- **Data to examine**
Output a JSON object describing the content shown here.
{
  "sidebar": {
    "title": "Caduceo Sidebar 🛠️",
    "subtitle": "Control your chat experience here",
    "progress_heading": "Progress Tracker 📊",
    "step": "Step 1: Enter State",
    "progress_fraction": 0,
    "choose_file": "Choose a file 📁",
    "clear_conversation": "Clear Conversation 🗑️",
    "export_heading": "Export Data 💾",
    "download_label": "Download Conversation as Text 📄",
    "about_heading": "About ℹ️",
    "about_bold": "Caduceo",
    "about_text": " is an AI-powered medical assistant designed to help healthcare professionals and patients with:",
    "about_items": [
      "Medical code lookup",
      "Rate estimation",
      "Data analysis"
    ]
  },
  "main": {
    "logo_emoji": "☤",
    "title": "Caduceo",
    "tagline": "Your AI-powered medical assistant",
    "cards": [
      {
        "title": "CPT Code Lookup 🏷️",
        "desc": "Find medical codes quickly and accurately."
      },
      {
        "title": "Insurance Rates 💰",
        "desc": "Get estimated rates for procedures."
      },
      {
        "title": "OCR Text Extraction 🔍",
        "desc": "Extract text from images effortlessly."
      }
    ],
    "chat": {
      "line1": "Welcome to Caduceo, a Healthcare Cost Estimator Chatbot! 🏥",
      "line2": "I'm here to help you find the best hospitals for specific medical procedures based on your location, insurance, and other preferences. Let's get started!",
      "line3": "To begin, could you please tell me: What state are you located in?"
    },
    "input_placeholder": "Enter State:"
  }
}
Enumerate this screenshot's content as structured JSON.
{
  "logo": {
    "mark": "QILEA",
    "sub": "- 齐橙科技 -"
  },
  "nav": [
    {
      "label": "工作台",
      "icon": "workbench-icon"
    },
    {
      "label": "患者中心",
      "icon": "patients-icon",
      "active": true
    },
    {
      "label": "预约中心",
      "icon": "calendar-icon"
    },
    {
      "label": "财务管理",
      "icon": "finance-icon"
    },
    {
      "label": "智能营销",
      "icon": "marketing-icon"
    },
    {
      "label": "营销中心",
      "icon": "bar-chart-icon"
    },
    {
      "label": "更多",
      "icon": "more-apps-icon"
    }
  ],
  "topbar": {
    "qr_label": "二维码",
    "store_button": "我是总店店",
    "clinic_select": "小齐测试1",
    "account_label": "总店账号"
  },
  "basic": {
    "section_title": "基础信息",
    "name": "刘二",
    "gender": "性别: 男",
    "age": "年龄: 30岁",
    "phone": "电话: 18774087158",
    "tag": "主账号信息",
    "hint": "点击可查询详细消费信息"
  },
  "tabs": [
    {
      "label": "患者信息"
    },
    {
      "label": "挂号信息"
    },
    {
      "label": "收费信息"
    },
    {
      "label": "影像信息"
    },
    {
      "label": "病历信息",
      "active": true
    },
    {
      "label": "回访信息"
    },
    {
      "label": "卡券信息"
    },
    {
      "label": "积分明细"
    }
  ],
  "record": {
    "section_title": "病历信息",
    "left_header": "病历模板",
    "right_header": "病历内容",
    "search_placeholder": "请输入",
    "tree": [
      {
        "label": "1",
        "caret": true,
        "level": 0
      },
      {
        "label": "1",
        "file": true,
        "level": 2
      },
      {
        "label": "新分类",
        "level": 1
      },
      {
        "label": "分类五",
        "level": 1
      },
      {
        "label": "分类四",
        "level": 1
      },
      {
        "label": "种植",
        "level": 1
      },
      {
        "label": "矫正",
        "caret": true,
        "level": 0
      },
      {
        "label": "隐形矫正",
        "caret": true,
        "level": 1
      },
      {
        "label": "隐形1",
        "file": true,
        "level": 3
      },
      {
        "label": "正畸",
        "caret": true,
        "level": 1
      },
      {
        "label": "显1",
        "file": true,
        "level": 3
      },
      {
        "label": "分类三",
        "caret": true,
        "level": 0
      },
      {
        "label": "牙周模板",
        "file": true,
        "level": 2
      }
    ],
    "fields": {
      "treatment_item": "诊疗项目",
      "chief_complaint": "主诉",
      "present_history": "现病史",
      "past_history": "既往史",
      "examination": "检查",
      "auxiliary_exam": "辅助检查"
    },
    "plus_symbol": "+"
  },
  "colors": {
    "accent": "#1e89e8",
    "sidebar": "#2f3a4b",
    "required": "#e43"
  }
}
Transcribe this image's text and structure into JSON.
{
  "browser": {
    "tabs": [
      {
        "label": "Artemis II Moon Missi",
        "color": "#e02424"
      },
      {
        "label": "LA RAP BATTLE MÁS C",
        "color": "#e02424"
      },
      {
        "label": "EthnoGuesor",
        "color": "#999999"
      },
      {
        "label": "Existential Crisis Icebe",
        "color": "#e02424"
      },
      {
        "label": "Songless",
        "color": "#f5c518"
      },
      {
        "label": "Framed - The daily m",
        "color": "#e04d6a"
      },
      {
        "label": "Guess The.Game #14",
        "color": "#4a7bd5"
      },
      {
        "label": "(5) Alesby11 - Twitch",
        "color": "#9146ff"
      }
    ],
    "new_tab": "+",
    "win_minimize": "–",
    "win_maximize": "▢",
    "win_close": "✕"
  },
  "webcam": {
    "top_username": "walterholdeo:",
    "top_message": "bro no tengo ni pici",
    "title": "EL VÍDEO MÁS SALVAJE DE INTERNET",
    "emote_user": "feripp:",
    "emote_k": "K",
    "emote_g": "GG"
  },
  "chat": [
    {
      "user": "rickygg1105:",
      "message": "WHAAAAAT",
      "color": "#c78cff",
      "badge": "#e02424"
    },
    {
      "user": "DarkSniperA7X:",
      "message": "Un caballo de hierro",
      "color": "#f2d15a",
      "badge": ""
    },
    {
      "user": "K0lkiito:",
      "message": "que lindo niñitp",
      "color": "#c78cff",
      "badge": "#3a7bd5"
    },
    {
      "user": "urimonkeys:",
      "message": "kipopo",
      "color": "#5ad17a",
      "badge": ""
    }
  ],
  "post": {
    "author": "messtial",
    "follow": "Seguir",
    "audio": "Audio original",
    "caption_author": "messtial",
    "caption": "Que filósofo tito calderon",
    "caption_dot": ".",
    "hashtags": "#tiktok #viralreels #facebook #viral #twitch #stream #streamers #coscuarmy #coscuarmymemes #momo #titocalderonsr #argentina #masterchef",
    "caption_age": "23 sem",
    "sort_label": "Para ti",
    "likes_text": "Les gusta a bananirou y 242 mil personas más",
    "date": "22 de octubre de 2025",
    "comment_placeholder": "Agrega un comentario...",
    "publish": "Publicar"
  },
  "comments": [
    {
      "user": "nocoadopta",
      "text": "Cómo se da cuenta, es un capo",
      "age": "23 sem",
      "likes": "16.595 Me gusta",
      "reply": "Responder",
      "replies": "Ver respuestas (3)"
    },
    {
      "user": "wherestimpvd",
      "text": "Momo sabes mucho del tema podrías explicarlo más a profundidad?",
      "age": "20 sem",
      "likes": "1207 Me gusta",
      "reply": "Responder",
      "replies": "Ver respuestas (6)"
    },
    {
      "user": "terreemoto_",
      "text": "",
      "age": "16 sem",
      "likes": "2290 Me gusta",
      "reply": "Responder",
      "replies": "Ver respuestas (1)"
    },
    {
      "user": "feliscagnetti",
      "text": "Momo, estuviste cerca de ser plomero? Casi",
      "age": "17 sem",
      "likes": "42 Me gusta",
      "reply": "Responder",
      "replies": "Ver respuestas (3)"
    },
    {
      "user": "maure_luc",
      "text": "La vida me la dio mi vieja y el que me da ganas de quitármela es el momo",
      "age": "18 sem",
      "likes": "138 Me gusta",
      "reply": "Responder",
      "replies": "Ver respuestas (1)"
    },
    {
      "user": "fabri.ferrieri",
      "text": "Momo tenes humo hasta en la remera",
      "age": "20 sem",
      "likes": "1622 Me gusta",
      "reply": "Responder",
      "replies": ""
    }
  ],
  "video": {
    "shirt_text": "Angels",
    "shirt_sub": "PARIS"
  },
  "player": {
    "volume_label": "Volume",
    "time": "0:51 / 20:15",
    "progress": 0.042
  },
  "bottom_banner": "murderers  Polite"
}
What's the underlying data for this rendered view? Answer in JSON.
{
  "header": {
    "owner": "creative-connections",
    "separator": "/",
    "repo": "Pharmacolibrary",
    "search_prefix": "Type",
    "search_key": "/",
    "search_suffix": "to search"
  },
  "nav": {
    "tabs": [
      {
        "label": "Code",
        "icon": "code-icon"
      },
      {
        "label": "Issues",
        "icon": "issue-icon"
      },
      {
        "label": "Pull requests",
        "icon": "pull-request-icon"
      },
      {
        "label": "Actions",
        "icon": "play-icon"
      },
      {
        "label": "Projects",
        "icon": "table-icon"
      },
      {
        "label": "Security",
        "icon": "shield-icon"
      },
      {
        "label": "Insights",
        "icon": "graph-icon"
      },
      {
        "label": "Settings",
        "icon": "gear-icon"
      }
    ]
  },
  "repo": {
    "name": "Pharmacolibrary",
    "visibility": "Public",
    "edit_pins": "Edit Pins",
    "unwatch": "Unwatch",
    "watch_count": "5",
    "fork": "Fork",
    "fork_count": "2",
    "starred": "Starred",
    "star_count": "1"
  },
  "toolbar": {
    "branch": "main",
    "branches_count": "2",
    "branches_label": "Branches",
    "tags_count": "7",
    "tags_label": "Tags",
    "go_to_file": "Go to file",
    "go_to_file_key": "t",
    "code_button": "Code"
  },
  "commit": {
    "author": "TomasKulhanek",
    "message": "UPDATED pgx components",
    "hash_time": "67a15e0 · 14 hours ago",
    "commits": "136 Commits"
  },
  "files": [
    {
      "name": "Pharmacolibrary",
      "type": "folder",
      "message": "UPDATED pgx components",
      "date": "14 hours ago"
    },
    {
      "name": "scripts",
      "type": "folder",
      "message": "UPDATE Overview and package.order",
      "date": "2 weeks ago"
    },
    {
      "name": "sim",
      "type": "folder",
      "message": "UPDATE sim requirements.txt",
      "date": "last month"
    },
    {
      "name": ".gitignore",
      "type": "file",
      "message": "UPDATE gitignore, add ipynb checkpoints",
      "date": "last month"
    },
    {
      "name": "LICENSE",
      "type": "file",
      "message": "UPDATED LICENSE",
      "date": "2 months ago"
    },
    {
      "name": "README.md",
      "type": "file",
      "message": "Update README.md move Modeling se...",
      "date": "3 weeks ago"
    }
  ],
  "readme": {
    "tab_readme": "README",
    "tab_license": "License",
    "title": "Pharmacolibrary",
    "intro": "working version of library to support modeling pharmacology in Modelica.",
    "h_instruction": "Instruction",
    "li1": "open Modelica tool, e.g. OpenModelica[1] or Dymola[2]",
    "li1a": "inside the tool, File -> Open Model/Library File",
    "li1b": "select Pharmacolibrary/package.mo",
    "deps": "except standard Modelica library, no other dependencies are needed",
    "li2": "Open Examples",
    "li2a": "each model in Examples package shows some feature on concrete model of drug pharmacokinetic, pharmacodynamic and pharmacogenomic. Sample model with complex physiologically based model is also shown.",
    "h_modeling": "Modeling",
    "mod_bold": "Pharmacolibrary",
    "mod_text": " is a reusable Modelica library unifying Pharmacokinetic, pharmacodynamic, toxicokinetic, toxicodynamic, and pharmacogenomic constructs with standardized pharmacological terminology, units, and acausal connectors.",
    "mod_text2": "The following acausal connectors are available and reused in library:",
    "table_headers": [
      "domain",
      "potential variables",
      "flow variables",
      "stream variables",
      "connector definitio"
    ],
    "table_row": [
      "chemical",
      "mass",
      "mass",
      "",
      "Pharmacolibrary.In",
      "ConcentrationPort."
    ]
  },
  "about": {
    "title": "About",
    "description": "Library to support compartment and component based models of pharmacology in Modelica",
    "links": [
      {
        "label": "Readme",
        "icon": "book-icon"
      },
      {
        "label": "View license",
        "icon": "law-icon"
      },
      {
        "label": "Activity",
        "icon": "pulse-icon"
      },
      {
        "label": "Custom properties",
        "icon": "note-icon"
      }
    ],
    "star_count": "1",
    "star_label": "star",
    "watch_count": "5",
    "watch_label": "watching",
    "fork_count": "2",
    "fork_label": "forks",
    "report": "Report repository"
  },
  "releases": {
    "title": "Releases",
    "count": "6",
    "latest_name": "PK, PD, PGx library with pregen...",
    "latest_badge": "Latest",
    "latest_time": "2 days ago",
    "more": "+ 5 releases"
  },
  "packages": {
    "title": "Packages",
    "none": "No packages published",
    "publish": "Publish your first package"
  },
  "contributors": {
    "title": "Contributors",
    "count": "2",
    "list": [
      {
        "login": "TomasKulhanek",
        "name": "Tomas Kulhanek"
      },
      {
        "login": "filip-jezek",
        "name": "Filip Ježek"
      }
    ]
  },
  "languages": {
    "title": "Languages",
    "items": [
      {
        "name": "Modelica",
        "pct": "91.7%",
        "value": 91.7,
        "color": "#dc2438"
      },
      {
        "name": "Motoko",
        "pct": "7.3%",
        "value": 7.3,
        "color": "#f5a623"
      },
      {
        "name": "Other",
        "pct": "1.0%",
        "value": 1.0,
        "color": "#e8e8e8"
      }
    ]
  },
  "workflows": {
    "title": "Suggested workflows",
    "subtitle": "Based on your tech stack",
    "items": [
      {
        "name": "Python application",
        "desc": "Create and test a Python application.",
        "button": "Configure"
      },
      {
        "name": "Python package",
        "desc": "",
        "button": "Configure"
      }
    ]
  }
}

- **Task item**
Scan the entries and show every line in which the word "content" is found.

- **Result of the exercise**
Output a JSON object describing the content shown here.
Enumerate this screenshot's content as structured JSON.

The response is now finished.